I think @ganis, our Proof expert, can hope you.

When running “valgrind”, did you use the mandatory:

--suppressions=`root-config --etcdir`/valgrind-root.supp

Hi,
@Wile_E_Coyote : I did not run “valgrind” manually, I added only the string valgrind=workers and the call to TProof::AddEnvVar to the code and the run it with ./ana .... Then, I opened the valgrind logs in the appropriate sub-folder in the .proof folder in my home dir

EDIT
Looking at the slaves log in the .proof folder, it seems the command is executed as you suggest.

executing valgrind -v --suppressions=/auto_data/fiber6/apps/jlab_software_20201020/2.3/Linux_CentOS7.6.1810-x86_64-gcc8.2.0/root/6.20.04/etc/valgrind-root.supp --log-file=/home /celentan/.proof/auto_home-users-celentan-tmp/session-apcx4-1616075207-24511/worker-0.0.__valgrind__.log --leak-check=full /auto_data/fiber6/apps/jlab_software_20201020/2.3/Linux_CentOS7.6.1810-x86 _64-gcc8.2.0/root/6.20.04/bin/proofserv.exe proofslave lite 24511 0 0

Dear Andrea,
Apologises is this comes only now. PROOF is legacy for ROOT and my time in providing support is very little.

[PROVIDED DATA]
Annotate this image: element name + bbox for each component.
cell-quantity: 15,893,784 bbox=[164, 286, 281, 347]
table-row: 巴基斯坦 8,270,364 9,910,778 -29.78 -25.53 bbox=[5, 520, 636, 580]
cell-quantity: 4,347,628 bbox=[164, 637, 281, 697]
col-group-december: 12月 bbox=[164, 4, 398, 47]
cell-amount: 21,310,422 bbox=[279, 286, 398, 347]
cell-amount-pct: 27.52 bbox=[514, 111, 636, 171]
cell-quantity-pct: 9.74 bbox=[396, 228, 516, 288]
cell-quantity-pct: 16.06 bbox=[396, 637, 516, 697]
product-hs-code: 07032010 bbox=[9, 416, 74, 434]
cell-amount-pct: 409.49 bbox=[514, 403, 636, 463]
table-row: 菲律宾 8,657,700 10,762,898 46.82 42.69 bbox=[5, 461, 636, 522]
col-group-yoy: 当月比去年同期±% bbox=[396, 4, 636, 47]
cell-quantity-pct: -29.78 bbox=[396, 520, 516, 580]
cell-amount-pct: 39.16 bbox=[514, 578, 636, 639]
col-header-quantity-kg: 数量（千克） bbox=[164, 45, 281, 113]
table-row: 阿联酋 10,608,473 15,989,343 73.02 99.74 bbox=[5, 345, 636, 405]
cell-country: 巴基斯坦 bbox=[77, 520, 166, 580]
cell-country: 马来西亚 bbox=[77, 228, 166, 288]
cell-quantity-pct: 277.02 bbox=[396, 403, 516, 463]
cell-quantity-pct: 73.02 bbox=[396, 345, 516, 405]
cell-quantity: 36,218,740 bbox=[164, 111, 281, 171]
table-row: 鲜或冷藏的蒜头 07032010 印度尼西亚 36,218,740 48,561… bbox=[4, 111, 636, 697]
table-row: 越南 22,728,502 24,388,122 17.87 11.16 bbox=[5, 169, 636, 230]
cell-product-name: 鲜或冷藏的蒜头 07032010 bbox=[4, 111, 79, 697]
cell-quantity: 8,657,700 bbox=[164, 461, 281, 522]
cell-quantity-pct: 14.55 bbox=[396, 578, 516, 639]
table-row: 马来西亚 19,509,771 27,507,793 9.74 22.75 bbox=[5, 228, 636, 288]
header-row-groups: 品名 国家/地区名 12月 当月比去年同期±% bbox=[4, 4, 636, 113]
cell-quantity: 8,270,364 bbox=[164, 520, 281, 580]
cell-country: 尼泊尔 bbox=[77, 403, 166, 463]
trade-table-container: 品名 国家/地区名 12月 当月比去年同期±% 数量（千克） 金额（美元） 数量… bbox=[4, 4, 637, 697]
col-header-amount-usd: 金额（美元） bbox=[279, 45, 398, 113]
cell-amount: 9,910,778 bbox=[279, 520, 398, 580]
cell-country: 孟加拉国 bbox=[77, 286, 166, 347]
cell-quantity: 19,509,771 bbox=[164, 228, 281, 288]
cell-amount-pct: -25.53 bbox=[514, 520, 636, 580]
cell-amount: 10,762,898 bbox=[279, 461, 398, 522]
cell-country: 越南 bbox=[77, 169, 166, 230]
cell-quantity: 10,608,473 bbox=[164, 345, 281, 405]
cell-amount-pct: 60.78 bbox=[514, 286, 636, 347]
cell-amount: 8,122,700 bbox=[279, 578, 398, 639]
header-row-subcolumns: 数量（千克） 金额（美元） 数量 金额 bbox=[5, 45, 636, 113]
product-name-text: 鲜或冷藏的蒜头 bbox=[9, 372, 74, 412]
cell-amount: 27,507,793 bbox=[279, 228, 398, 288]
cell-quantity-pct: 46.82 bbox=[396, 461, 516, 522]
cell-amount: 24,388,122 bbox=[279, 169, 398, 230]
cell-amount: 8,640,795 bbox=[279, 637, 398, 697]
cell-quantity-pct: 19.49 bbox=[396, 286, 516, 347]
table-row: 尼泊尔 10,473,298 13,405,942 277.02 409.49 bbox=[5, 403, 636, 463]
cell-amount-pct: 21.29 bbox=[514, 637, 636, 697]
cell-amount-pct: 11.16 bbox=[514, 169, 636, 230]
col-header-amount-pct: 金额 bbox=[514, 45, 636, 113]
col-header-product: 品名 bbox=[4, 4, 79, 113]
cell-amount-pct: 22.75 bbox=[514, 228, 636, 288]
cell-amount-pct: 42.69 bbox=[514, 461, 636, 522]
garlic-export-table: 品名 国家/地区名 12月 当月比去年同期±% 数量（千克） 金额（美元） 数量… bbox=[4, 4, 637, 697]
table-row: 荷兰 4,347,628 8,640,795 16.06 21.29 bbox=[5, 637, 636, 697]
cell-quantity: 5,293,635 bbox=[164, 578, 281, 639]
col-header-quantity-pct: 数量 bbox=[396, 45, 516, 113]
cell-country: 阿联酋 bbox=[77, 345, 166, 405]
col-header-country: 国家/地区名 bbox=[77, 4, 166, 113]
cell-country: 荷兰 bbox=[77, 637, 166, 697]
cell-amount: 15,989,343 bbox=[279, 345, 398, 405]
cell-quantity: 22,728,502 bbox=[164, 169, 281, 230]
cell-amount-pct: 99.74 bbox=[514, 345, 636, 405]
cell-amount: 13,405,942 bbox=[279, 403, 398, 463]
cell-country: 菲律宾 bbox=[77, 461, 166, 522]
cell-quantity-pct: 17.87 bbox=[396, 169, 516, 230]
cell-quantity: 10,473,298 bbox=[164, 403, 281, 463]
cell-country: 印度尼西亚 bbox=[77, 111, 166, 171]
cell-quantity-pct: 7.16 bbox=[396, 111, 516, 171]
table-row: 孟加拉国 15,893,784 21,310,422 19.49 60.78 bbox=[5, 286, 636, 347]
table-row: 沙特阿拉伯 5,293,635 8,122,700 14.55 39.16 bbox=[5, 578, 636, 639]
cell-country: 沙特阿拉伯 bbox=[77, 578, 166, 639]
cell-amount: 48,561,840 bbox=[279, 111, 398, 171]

[TASK SET]
• A. Please answer these questions from the forum thread on valgrind and PROOF:
(i) What suppressions option is described as mandatory when running valgrind?
(ii) Besides the call to TProof::AddEnvVar, what string was added to the code?
(iii) How does the last reply describe PROOF?
• B. Carry on the forum thread about running valgrind on PROOF workers from the point where its text ends.
The rows are separate material and have nothing to do with the forum thread.

[TASK ANSWERS]
• A.
(i) --suppressions=`root-config --etcdir`/valgrind-root.supp
(ii) valgrind=workers
(iii) As legacy for ROOT.

• B.
The problem seems related to the tree cache.
Can you try what happens if you turn it off?

root[] proof->SetParameter("PROOF_UseTreeCache", 0)

G Ganis

Dear Ganis,
thanks for your comment. I’ll try soon on the same machine where I saw this issue.

For the moment, I can comment considering a different machine, where more memory (32GB, 16 cores) is available. I wrote a very dummy code, that exploits the free command to quantify the memory that is used, cached, and free. I plot these versus time during the execution of my code.

I attach below the result, with and without the TTree cache, that I turned off via as you suggested:

TProof *proof = TProof::Open(Form("workers=%i,", nproof));
proof->SetParameter("PROOF_UseTreeCache",(Int_t)0); //THIS IS TO TURN OFF
proof->Exec("gSystem->Load(\"/home/celentan/tmp/libanaSelector.so\")");

With cache the result is the following. Black is “free memory”, red is “used memory”, green is “cached memory”. X axis is time (in s). You can see when the code starts to run (T~30 s) and when it ends (T~230 s). During execution, first both the used memory and the cached memory
increases, then when the free memory drops almost to zero, the cached memory decreases while the used memory continue to increase. Interesting, the total used memory used by the code (28G-3G = 25 G) is almost equal to the memory display in the Proof GUI, line “Processing Status”.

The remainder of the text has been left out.